[Data lines]
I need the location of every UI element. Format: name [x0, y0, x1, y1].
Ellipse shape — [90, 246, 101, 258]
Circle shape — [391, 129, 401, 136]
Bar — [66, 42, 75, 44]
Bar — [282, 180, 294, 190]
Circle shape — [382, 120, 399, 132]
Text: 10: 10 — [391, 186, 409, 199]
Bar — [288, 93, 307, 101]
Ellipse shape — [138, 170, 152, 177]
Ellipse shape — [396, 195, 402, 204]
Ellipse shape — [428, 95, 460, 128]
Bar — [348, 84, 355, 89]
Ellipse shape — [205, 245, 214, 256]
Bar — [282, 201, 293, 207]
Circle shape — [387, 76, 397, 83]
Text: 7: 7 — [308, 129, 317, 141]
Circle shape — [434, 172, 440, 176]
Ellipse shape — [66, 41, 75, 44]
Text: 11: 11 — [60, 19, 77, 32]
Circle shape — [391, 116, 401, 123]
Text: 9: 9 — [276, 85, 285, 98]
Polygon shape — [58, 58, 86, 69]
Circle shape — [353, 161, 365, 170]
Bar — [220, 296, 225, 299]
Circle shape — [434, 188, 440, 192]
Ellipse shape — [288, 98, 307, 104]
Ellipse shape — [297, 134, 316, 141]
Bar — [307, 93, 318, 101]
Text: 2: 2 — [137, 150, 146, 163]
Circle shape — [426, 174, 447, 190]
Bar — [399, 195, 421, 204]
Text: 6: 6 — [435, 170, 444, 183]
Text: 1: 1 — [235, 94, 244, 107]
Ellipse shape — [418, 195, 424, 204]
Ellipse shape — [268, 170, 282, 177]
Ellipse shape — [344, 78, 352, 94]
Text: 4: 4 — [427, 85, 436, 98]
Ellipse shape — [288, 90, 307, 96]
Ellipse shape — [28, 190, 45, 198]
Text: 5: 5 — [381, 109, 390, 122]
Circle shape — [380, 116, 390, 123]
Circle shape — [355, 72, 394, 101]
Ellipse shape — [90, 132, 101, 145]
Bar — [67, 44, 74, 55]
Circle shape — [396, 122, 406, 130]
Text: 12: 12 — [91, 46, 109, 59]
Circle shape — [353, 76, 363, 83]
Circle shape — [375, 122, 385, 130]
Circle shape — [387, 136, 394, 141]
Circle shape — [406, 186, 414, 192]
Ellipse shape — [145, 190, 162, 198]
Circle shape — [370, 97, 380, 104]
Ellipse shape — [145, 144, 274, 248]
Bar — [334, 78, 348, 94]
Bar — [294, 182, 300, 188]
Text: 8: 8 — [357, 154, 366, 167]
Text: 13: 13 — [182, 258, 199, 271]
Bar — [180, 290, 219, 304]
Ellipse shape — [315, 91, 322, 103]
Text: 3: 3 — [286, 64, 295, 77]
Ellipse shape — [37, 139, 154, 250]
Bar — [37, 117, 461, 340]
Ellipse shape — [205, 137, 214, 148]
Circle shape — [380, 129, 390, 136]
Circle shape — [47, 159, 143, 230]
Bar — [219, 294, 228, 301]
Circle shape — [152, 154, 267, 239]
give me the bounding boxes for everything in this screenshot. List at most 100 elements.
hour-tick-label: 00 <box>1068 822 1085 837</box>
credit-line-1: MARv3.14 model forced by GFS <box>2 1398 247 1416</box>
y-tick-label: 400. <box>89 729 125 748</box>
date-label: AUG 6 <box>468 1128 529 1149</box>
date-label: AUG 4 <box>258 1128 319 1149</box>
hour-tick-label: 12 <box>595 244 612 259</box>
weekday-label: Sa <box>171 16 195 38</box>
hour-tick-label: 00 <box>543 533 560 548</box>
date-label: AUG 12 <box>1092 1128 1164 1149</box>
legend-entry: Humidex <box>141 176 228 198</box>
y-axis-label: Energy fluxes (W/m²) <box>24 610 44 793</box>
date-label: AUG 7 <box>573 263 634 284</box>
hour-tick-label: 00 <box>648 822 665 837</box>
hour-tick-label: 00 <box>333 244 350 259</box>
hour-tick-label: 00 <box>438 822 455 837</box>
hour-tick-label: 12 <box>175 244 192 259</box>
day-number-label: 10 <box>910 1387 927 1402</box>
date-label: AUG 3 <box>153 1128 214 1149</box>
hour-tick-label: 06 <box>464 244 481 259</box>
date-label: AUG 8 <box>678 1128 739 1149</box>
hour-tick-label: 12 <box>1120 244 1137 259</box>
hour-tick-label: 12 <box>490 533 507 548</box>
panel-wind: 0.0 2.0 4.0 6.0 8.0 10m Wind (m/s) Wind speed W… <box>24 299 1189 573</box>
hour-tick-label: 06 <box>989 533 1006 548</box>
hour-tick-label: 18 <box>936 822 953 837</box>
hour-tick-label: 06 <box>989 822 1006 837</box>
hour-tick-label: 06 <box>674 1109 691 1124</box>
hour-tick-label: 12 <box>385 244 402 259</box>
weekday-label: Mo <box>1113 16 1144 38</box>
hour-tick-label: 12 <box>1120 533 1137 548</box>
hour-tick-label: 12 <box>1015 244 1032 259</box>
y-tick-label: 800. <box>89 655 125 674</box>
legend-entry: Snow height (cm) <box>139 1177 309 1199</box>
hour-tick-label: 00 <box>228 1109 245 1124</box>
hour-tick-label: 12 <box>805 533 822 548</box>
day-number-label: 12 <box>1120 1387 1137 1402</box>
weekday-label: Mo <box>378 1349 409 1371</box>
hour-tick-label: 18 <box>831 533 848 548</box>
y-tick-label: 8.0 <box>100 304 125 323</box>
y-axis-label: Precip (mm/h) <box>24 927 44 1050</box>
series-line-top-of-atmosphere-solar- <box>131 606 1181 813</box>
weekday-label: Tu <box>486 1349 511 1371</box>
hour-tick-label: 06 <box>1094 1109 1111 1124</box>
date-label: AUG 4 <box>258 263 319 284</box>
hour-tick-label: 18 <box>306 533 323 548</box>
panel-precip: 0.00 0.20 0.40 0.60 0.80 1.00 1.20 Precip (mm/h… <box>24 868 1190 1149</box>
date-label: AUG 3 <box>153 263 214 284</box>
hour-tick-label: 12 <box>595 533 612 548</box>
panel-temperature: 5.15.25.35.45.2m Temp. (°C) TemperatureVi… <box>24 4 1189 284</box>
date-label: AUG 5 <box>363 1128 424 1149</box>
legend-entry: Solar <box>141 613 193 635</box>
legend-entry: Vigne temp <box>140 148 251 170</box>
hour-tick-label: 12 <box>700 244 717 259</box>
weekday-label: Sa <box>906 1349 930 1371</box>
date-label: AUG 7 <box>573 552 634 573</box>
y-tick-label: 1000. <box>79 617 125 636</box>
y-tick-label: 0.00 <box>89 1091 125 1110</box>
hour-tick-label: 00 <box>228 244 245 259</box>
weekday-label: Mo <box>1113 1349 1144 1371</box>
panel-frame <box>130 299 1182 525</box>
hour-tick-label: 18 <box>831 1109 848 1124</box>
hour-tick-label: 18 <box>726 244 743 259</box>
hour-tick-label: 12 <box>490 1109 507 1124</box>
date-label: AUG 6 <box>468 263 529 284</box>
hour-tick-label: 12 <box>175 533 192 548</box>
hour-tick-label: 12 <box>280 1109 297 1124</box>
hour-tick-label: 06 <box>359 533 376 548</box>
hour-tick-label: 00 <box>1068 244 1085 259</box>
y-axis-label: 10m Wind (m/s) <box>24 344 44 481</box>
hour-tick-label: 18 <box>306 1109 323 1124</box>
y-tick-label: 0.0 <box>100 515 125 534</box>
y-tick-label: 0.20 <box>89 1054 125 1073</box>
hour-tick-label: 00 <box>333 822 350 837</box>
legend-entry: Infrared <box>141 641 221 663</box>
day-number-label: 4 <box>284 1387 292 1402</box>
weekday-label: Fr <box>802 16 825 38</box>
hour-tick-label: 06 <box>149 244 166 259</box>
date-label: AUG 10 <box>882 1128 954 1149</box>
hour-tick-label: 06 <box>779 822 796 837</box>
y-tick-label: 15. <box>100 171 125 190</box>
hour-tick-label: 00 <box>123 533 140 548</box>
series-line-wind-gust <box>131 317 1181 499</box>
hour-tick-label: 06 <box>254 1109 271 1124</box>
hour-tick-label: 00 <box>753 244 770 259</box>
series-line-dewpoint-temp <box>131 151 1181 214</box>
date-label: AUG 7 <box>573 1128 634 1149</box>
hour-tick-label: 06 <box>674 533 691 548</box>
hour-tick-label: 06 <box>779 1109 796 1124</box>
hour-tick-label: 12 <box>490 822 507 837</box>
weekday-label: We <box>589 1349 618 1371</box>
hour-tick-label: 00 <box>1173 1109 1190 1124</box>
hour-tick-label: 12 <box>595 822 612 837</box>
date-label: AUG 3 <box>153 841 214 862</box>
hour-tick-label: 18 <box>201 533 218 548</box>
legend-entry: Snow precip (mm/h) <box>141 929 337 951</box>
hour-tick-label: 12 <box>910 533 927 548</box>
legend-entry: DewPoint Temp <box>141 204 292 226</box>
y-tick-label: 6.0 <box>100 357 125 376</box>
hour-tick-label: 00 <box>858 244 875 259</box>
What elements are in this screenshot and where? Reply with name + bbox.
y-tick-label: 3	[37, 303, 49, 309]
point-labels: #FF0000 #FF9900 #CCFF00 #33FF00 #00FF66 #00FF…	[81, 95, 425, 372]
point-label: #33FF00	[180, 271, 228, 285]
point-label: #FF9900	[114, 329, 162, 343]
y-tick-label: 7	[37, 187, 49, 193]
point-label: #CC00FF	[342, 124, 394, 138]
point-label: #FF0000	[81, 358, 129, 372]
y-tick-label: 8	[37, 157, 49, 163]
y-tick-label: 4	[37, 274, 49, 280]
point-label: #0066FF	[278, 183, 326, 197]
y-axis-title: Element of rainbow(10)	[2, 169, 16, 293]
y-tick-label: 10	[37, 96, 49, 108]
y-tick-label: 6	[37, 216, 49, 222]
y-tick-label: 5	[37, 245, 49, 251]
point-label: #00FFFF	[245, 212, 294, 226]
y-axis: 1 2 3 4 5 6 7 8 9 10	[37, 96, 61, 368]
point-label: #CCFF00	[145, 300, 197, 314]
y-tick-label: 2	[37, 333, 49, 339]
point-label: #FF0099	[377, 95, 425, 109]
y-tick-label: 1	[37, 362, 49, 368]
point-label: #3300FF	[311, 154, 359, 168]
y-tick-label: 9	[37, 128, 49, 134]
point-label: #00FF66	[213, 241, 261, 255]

*Task directions*: Pull out the stretch of data from its first line through the line containing "Bar — [288, 93, 307, 101]", and reproduce those lines verbatim.

*Response to this task*:
I need the location of every UI element. Format: name [x0, y0, x1, y1].
Ellipse shape — [90, 246, 101, 258]
Circle shape — [391, 129, 401, 136]
Bar — [66, 42, 75, 44]
Bar — [282, 180, 294, 190]
Circle shape — [382, 120, 399, 132]
Text: 10: 10 — [391, 186, 409, 199]
Bar — [288, 93, 307, 101]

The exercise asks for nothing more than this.